_REQUIREMENT_
Return the lines of data below word for word.

Page element notes:
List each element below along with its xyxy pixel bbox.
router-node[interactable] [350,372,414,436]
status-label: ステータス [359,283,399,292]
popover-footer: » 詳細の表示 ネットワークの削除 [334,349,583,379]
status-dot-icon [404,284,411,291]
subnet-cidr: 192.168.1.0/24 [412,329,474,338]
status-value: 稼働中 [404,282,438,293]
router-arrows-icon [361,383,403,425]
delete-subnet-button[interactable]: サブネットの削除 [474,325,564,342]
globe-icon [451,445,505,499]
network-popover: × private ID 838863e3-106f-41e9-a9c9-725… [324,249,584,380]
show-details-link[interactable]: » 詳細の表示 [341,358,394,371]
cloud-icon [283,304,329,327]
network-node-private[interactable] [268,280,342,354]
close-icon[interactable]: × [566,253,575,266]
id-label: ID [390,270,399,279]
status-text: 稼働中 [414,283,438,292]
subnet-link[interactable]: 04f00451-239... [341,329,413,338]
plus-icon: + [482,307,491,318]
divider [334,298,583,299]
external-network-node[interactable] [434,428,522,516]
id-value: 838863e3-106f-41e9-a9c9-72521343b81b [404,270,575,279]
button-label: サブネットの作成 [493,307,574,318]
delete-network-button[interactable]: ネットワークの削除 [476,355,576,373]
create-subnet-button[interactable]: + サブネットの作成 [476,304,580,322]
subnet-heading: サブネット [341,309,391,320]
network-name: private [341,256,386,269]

_ANSWER TO THE TASK_
List each element below along with its xyxy pixel bbox.
router-node[interactable] [350,372,414,436]
status-label: ステータス [359,283,399,292]
popover-footer: » 詳細の表示 ネットワークの削除 [334,349,583,379]
status-dot-icon [404,284,411,291]
subnet-cidr: 192.168.1.0/24 [412,329,474,338]
status-value: 稼働中 [404,282,438,293]
router-arrows-icon [361,383,403,425]
delete-subnet-button[interactable]: サブネットの削除 [474,325,564,342]
globe-icon [451,445,505,499]
network-popover: × private ID 838863e3-106f-41e9-a9c9-725… [324,249,584,380]
show-details-link[interactable]: » 詳細の表示 [341,358,394,371]
cloud-icon [283,304,329,327]
network-node-private[interactable] [268,280,342,354]
close-icon[interactable]: × [566,253,575,266]
id-label: ID [390,270,399,279]
status-text: 稼働中 [414,283,438,292]
subnet-link[interactable]: 04f00451-239... [341,329,413,338]
plus-icon: + [482,307,491,318]
divider [334,298,583,299]
external-network-node[interactable] [434,428,522,516]
id-value: 838863e3-106f-41e9-a9c9-72521343b81b [404,270,575,279]
button-label: サブネットの作成 [493,307,574,318]
delete-network-button[interactable]: ネットワークの削除 [476,355,576,373]
create-subnet-button[interactable]: + サブネットの作成 [476,304,580,322]
subnet-heading: サブネット [341,309,391,320]
network-name: private [341,256,386,269]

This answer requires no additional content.